• [PROBLEM TO WORK ON]: Count the lines below that include the word "JSON" and write that number alone.

## begin RECORDS PROVIDED

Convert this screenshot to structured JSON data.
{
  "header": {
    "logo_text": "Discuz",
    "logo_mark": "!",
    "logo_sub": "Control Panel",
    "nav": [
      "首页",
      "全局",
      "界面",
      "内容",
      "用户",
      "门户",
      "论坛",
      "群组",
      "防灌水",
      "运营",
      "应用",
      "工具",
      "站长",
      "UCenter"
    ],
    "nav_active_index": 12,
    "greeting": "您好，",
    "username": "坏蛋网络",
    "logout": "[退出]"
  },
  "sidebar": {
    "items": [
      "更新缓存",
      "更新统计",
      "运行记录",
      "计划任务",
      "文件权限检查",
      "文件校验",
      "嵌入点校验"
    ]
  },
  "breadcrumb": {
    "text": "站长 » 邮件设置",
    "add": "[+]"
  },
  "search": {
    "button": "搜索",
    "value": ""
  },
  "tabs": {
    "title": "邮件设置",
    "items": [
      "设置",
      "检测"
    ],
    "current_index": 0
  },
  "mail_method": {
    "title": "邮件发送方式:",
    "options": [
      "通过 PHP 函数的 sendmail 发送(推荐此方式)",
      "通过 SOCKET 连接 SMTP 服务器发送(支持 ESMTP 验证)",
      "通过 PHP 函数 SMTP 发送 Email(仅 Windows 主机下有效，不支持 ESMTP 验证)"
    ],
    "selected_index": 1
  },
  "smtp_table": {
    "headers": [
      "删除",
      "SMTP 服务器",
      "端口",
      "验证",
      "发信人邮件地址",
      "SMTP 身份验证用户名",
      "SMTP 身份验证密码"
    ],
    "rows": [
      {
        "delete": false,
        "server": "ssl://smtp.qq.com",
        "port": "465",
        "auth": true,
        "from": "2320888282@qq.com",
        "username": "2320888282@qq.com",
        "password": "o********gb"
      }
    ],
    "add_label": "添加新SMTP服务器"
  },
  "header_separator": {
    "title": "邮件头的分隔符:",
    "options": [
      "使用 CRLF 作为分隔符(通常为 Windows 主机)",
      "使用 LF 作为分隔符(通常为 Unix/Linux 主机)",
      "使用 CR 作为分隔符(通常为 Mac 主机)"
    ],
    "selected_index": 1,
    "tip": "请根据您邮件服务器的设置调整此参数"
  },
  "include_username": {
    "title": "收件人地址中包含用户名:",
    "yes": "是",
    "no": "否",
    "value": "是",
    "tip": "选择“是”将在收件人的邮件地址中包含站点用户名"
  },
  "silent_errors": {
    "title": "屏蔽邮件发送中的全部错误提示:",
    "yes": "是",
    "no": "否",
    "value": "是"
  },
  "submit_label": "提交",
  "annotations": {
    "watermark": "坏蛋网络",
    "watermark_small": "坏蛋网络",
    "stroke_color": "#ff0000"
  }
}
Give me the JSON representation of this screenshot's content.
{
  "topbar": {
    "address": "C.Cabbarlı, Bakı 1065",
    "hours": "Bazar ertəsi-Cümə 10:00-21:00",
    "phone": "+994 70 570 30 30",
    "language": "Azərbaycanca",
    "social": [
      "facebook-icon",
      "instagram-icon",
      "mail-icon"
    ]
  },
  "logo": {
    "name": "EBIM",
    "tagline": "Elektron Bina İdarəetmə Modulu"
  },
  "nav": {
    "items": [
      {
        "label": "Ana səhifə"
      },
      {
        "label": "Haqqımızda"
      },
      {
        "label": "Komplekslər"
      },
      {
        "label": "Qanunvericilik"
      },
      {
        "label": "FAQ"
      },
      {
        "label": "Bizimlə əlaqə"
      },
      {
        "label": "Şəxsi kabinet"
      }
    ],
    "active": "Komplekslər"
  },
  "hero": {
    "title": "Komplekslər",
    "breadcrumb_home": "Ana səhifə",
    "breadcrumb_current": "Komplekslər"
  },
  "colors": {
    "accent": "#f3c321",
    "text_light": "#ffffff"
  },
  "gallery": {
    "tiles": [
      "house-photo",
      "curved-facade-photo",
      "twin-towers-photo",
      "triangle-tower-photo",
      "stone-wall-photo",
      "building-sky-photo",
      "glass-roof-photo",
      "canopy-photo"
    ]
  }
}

## end RECORDS PROVIDED

• [TASK RESULT]: 2